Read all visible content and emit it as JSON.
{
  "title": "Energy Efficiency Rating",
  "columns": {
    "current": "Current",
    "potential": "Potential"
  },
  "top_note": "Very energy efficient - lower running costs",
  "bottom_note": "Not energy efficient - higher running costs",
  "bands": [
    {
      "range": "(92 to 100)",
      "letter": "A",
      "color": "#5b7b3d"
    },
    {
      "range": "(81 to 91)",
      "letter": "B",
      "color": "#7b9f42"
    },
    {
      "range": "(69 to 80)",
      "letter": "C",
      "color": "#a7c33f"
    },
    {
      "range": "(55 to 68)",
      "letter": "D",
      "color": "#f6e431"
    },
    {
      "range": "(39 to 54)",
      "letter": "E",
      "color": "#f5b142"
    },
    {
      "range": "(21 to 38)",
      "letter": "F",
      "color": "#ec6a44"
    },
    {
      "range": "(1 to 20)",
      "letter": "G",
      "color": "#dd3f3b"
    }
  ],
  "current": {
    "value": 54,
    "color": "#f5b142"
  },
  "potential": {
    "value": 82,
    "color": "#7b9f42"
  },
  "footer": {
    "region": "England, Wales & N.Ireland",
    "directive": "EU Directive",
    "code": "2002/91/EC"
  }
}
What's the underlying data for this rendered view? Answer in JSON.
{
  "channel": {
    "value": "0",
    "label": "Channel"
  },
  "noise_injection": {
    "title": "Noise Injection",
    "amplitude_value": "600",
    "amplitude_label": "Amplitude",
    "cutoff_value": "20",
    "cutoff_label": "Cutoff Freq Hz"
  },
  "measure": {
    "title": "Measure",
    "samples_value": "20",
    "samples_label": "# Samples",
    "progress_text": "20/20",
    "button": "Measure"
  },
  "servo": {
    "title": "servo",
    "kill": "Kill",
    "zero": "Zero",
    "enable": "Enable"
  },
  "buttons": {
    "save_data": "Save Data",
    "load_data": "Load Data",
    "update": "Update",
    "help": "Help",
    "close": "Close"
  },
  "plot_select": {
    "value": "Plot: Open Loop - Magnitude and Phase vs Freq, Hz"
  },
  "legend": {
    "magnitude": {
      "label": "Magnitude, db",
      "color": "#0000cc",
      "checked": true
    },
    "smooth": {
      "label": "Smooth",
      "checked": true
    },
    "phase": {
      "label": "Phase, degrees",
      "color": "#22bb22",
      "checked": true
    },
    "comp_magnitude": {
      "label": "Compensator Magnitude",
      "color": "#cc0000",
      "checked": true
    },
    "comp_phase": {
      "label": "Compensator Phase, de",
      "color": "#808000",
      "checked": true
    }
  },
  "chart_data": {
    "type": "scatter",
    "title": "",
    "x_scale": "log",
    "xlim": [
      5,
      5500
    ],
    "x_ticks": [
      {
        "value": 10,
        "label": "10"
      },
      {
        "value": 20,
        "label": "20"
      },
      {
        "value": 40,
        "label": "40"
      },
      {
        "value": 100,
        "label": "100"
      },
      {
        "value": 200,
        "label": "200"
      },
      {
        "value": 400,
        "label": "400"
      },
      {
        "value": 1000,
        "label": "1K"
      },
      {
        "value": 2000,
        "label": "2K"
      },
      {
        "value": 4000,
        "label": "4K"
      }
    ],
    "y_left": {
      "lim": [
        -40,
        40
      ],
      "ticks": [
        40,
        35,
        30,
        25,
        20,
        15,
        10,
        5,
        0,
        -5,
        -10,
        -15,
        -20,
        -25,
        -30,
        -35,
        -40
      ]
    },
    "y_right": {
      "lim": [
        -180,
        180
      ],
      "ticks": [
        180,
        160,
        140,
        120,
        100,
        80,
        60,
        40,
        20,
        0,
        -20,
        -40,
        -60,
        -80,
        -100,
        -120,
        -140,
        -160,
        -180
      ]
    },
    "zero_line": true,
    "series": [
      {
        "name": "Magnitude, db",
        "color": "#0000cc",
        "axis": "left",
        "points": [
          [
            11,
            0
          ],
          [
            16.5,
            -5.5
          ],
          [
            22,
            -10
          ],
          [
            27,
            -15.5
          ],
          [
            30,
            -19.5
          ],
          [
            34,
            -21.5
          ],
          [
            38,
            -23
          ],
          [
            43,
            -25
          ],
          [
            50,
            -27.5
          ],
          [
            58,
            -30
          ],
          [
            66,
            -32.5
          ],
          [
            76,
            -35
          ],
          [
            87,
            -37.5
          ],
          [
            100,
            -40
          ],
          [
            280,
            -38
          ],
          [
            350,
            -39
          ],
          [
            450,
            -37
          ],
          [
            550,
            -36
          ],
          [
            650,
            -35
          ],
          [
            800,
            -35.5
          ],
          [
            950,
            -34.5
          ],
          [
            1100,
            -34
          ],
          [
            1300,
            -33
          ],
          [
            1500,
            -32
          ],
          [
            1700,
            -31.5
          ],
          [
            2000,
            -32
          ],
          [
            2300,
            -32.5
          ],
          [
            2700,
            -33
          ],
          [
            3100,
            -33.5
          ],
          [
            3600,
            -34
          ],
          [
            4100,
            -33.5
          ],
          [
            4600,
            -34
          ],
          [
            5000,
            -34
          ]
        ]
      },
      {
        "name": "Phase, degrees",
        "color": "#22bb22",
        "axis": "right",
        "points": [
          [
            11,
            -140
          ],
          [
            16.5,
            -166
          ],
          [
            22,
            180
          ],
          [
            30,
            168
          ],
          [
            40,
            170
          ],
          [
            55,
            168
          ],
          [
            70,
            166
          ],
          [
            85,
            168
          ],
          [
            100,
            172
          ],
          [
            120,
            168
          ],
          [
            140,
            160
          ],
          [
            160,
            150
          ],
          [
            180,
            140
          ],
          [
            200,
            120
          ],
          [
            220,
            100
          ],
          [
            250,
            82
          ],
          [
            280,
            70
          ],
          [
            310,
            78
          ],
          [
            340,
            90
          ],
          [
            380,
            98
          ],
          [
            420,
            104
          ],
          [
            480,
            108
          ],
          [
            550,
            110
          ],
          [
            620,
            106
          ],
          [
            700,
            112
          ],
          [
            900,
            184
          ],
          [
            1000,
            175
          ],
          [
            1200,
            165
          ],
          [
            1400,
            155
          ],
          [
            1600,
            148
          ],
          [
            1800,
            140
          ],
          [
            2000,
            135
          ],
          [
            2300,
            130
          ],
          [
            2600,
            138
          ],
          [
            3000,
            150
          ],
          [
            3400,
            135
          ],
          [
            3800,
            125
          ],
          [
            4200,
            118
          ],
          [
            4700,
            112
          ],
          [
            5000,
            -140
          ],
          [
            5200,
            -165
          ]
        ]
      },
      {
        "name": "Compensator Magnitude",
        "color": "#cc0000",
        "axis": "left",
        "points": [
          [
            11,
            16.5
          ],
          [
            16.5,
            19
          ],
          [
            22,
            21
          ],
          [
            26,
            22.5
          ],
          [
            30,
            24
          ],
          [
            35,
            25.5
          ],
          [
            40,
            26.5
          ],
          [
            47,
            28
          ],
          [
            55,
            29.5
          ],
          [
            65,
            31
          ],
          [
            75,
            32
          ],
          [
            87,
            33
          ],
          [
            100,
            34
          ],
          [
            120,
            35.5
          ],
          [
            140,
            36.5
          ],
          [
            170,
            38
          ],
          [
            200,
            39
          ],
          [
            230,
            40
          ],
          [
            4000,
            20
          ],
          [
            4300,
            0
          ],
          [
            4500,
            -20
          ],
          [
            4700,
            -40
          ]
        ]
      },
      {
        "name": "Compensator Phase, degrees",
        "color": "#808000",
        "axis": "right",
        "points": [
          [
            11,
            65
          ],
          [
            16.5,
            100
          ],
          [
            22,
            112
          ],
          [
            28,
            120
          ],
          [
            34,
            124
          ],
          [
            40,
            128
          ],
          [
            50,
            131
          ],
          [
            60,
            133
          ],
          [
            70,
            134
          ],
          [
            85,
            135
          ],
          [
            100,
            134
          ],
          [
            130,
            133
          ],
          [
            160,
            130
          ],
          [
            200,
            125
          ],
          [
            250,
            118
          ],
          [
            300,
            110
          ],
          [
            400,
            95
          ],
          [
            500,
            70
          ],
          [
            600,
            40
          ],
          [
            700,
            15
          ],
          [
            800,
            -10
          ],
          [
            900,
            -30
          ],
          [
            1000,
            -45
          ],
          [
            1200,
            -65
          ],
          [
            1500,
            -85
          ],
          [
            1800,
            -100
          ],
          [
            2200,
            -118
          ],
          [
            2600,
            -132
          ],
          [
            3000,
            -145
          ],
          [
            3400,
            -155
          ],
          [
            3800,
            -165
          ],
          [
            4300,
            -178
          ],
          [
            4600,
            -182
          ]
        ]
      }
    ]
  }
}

● **TASK**
State the number of lines in the data that include the string "Freq", and add nothing else.

● **COMPLETED TASK**
2